Consegne:
[a] Secondo la biografia di Lucio Doglioni, in quale città e a che età si laureò in giurisprudenza?
[b] Prosegui la biografia di Lucio Doglioni dopo l'ultima frase riportata.

Testo fornito:
____________
DOGLIONI, Lucio
Nacque a Belluno il 21 ag. 1730 da Francesco e Giustina Alpago Novello in una delle famiglie locali di più antica nobiltà.
La sua casata, una delle quattro nelle quali, da sempre, era riposto il governo della città, abitava in un trecentesco castello denominato Dollone e tra i propri avi annoverava Leone, che militò con Cangrande Della Scala nel 1325. Ippolito, che fu colonnello al servizio del principe di Condé e combatté poi con la Serenissima a Candia, e lo storico Giovanni Nicolò.
Il D. frequentò i primi studi a Belluno, poi li proseguì a Treviso; si laureò in giurisprudenza a Padova all'età di diciannove anni. Intraprese subito la carriera di amministratore della giustizia, chiamato in varie città: prima a Crema, ove iniziò la sua carriera facendo il giudice assessore, poi per cariche più importanti a Salò, a Rovigo, a Mantova, a Udine.
____________
Righe di dati:
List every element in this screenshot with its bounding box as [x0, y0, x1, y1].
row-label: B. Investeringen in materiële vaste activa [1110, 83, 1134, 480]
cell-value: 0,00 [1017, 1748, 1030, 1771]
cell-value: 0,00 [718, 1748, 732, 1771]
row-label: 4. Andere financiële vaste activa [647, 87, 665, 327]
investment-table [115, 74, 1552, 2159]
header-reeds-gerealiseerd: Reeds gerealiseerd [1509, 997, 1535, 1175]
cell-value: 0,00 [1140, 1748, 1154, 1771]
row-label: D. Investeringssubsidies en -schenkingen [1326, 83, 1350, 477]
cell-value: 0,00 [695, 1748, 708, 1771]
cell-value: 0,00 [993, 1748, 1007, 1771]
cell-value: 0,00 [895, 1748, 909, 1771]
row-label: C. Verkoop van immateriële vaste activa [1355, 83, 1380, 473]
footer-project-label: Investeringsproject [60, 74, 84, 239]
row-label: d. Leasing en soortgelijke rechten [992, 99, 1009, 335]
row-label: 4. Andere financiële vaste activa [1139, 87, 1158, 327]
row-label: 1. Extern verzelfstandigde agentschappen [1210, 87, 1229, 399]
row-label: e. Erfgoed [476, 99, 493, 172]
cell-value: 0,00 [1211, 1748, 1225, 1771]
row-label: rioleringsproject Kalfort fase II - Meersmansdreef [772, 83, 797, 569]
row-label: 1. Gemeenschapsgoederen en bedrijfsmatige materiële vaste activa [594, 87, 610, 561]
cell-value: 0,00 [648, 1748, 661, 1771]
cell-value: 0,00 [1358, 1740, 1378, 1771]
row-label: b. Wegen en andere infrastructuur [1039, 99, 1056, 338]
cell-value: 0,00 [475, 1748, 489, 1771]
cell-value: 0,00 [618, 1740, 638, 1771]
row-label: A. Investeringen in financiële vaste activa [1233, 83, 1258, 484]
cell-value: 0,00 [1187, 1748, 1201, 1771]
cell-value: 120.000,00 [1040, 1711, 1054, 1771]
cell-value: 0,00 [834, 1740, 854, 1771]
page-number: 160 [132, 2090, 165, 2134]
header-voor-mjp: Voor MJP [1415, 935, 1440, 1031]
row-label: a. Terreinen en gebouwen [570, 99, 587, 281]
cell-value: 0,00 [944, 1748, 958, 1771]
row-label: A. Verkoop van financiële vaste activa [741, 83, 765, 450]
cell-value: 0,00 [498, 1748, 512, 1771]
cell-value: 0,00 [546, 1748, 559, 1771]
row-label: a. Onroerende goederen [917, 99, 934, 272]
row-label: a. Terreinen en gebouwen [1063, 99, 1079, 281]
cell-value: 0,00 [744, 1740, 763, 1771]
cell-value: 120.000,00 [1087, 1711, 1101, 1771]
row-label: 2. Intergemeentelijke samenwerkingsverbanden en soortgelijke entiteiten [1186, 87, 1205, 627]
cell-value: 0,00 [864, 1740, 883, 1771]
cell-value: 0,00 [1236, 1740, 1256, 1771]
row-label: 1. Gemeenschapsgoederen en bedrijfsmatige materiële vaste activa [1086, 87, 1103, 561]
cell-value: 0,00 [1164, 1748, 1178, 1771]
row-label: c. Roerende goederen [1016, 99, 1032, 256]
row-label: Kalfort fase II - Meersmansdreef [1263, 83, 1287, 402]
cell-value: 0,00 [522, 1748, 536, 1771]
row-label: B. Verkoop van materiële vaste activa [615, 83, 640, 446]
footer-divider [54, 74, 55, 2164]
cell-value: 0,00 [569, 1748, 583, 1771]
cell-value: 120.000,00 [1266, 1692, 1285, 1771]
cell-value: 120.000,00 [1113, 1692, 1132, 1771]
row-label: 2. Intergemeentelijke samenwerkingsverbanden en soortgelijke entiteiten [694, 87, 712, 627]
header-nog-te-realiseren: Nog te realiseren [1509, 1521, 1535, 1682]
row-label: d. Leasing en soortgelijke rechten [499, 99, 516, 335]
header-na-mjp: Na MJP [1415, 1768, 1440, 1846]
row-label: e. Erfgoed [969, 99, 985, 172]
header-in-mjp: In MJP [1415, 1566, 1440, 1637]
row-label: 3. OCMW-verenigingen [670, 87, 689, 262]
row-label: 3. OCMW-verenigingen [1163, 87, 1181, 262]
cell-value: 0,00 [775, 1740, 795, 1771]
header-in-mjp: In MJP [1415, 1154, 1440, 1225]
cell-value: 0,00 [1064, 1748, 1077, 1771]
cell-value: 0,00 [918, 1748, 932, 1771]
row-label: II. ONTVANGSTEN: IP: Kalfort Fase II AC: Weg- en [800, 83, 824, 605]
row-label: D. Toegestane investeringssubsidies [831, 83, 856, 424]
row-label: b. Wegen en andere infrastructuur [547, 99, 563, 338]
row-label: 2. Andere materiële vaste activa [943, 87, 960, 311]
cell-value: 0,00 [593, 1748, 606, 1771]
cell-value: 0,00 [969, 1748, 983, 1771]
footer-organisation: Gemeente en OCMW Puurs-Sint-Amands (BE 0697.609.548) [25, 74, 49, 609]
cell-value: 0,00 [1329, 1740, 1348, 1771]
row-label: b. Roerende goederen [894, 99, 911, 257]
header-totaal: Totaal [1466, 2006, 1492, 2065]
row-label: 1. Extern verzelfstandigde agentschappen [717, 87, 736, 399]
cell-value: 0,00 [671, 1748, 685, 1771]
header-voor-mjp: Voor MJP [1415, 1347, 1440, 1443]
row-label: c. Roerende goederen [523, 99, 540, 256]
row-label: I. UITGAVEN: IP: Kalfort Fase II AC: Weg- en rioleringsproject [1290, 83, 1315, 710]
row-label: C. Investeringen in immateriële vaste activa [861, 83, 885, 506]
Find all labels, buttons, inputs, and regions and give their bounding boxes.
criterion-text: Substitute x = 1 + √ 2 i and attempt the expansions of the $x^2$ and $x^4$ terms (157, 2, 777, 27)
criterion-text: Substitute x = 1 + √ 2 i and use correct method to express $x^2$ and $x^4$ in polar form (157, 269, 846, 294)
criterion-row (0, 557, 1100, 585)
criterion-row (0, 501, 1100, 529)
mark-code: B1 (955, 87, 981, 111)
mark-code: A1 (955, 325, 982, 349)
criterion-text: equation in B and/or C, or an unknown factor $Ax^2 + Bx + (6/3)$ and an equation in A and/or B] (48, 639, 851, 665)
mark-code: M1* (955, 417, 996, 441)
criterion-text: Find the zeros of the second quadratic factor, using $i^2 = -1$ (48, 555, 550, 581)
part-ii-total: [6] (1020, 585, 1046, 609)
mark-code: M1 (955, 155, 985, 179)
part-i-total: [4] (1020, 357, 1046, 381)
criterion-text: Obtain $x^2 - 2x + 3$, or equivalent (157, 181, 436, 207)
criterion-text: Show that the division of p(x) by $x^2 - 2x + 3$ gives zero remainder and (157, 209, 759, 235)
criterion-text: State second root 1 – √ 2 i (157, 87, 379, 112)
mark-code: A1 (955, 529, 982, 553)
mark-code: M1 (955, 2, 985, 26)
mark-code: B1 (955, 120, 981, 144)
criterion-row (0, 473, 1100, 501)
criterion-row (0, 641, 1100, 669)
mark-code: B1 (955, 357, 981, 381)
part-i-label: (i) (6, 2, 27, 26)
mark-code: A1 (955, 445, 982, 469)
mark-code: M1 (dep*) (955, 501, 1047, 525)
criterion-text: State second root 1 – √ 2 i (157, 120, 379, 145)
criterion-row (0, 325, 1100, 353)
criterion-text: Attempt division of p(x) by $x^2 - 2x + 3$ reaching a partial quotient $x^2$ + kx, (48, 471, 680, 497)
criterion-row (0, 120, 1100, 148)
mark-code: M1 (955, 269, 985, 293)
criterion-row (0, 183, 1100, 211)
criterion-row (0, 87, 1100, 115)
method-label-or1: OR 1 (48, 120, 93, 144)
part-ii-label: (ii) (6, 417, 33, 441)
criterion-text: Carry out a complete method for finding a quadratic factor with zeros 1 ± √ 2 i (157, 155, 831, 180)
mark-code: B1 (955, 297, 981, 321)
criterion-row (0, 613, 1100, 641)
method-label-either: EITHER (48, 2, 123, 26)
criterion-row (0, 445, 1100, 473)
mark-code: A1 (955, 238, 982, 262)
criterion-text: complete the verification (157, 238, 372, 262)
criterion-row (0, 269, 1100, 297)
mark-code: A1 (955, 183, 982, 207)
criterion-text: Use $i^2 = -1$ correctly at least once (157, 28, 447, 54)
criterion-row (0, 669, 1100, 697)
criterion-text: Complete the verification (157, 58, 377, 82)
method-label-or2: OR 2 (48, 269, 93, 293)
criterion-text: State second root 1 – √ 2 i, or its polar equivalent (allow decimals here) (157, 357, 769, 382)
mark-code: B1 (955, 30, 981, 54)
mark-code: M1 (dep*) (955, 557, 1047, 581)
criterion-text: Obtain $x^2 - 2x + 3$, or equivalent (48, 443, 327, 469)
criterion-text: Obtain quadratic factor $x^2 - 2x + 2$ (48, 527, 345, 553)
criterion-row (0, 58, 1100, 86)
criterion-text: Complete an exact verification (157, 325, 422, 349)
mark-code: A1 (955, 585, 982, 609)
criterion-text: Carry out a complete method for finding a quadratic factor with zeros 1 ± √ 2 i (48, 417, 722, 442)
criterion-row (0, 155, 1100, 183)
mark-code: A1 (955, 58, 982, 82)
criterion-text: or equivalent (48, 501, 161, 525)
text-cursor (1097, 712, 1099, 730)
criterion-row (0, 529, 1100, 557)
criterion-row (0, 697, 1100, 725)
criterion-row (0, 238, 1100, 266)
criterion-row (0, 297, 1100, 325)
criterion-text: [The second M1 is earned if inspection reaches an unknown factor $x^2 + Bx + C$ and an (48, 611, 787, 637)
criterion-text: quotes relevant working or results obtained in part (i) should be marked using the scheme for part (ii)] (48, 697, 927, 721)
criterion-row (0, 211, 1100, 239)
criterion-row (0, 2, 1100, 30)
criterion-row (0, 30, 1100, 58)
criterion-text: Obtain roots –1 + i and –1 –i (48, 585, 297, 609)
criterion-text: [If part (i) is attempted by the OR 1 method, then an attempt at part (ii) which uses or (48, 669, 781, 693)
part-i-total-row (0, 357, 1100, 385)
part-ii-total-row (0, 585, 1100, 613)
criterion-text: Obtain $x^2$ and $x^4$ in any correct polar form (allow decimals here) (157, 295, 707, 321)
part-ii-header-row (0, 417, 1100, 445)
____________
Risultati dell'esercizio:
[a] A Padova, a diciannove anni.

[b]
Intanto egli andava rivelando il suo notevole talento umanistico: già nel 1748 aveva esordito dando alle stampe un sonetto e inserendolo in una silloge di componimenti poetici in occasione della partenza da Belluno del reggimento del podestlà Paolo Querini. Seguirono due canzoni pubblicate l'anno seguente e inserite, la prima in un florilegio letterario per la consacrazione sacerdotale di G. M. Travasa e, l'altra, nel vestire l'abito monacale una nobildonna bellunese. Da allora in poi, non distaccandosi anche dalla moda imperante, il D. scrisse versi d'occasione, fiorilegi letterari e prose accompagnatorie. Quasi tutti questi componimenti sono arcadici, retorici e legati alla cultura settecentesca.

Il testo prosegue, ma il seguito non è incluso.